**DIRECTIONS FOR THIS TASK**
Determine how many lines include "process". Give the number and nothing else.

**DATA SUPPLIED**
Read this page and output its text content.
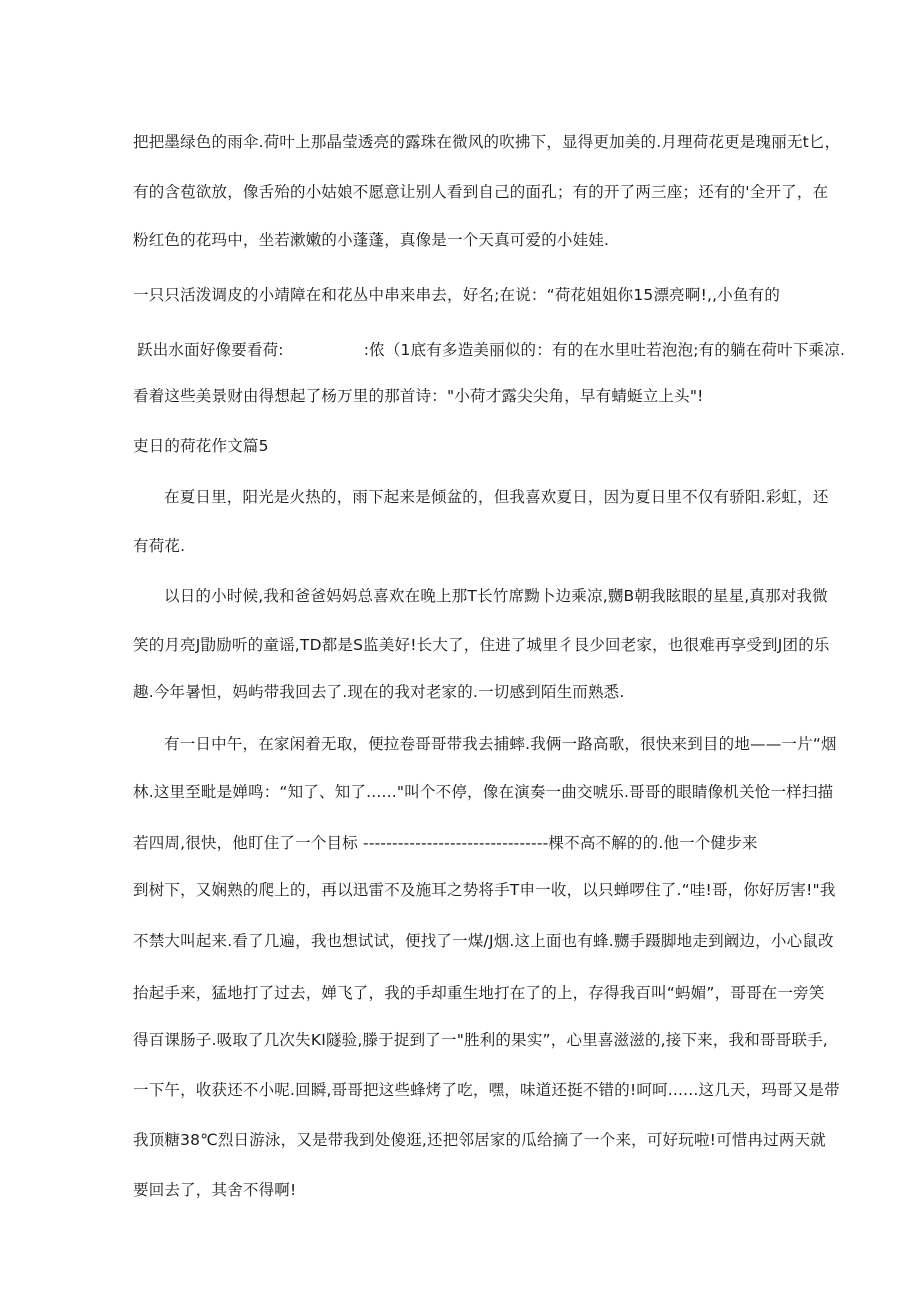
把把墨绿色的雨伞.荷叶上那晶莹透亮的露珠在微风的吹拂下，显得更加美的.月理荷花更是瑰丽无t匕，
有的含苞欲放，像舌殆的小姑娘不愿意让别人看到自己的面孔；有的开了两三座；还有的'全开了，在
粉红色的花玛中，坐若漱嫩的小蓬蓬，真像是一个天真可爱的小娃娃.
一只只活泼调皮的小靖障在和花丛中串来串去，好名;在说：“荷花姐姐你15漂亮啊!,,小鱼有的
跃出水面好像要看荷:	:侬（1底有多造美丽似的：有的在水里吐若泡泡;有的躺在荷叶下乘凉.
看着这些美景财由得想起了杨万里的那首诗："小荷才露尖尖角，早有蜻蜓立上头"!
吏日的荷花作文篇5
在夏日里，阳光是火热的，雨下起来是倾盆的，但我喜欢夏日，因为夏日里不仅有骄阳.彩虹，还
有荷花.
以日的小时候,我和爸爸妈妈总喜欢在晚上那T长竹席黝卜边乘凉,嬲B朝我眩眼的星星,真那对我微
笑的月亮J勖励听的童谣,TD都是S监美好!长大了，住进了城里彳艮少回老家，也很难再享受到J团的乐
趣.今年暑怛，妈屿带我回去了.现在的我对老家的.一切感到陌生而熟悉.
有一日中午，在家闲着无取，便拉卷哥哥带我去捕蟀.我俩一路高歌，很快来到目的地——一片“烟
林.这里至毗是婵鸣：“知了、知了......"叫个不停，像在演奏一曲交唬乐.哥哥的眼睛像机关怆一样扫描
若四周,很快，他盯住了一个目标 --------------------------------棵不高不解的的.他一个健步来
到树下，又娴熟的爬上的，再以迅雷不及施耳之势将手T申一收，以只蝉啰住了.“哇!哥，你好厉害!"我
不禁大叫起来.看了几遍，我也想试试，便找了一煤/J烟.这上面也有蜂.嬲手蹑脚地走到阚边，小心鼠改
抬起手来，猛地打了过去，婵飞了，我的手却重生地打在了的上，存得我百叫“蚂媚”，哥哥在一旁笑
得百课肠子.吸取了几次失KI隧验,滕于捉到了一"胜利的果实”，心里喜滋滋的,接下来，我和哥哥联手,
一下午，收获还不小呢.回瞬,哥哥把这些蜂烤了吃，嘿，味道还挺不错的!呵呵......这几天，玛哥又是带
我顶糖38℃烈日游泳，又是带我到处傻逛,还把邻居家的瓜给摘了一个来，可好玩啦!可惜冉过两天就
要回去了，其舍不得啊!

--

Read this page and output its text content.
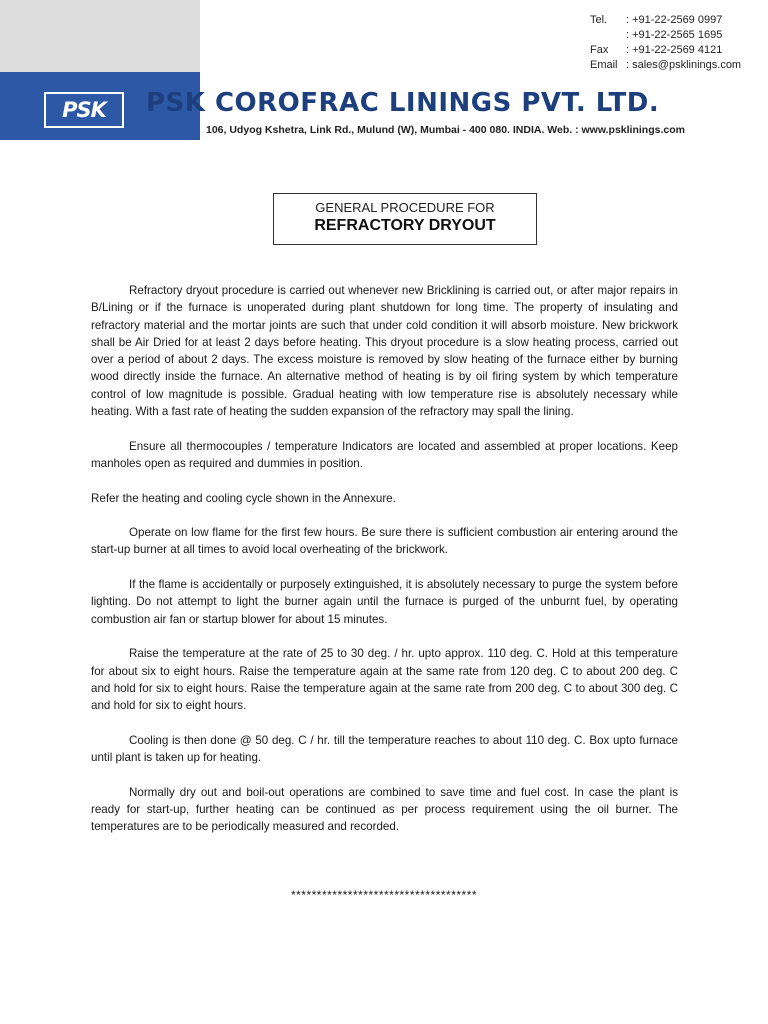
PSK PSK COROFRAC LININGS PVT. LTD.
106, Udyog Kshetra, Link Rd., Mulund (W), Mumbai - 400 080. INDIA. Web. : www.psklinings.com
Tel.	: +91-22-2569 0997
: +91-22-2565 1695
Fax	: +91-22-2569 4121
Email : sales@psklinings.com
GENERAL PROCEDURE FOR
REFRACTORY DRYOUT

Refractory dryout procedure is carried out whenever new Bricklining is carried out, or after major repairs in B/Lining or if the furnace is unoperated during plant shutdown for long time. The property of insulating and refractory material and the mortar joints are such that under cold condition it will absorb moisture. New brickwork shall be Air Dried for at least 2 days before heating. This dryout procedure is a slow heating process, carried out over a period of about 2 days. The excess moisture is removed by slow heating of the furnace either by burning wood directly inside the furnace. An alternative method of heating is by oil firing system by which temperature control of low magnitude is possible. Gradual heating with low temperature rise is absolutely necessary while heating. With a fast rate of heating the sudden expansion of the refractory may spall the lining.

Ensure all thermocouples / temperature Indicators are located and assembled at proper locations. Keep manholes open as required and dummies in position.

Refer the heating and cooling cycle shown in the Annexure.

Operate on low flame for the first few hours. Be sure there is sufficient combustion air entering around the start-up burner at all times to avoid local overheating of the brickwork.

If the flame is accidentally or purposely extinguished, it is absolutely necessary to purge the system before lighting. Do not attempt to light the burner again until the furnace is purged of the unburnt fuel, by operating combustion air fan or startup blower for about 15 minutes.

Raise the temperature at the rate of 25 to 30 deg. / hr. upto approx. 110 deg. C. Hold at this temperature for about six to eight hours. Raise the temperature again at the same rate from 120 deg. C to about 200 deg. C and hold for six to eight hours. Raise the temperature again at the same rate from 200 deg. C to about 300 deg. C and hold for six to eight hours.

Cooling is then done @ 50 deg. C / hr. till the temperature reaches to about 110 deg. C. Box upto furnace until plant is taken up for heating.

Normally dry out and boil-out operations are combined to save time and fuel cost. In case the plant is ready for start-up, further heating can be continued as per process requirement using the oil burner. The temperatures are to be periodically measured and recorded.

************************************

**THE RESPONSE**
2